** start of Information shown **

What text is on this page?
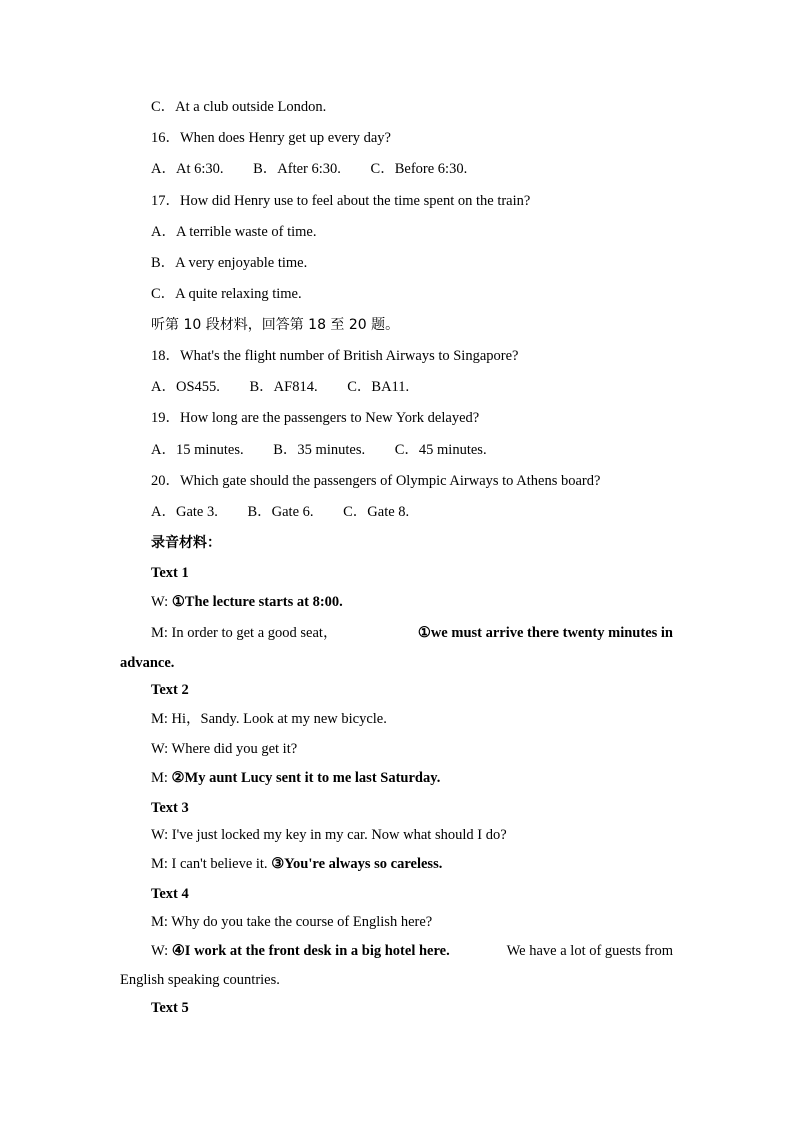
C．At a club outside London.
16．When does Henry get up every day?
A．At 6:30. B．After 6:30. C．Before 6:30.
17．How did Henry use to feel about the time spent on the train?
A．A terrible waste of time.
B．A very enjoyable time.
C．A quite relaxing time.
听第 10 段材料，回答第 18 至 20 题。
18．What's the flight number of British Airways to Singapore?
A．OS455. B．AF814. C．BA11.
19．How long are the passengers to New York delayed?
A．15 minutes. B．35 minutes. C．45 minutes.
20．Which gate should the passengers of Olympic Airways to Athens board?
A．Gate 3. B．Gate 6. C．Gate 8.
录音材料：
Text 1
W: ①The lecture starts at 8:00.
M: In order to get a good seat，	①we must arrive there twenty minutes in
advance.
Text 2
M: Hi，Sandy. Look at my new bicycle.
W: Where did you get it?
M: ②My aunt Lucy sent it to me last Saturday.
Text 3
W: I've just locked my key in my car. Now what should I do?
M: I can't believe it. ③You're always so careless.
Text 4
M: Why do you take the course of English here?
W: ④I work at the front desk in a big hotel here.	We have a lot of guests from
English speaking countries.
Text 5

** end of Information shown **

**Problem to solve:**
Omit each picture, then return all of the listing exactly as it stands.

**Task solution:**
What text is on this page?
C．At a club outside London.
16．When does Henry get up every day?
A．At 6:30. B．After 6:30. C．Before 6:30.
17．How did Henry use to feel about the time spent on the train?
A．A terrible waste of time.
B．A very enjoyable time.
C．A quite relaxing time.
听第 10 段材料，回答第 18 至 20 题。
18．What's the flight number of British Airways to Singapore?
A．OS455. B．AF814. C．BA11.
19．How long are the passengers to New York delayed?
A．15 minutes. B．35 minutes. C．45 minutes.
20．Which gate should the passengers of Olympic Airways to Athens board?
A．Gate 3. B．Gate 6. C．Gate 8.
录音材料：
Text 1
W: ①The lecture starts at 8:00.
M: In order to get a good seat，	①we must arrive there twenty minutes in
advance.
Text 2
M: Hi，Sandy. Look at my new bicycle.
W: Where did you get it?
M: ②My aunt Lucy sent it to me last Saturday.
Text 3
W: I've just locked my key in my car. Now what should I do?
M: I can't believe it. ③You're always so careless.
Text 4
M: Why do you take the course of English here?
W: ④I work at the front desk in a big hotel here.	We have a lot of guests from
English speaking countries.
Text 5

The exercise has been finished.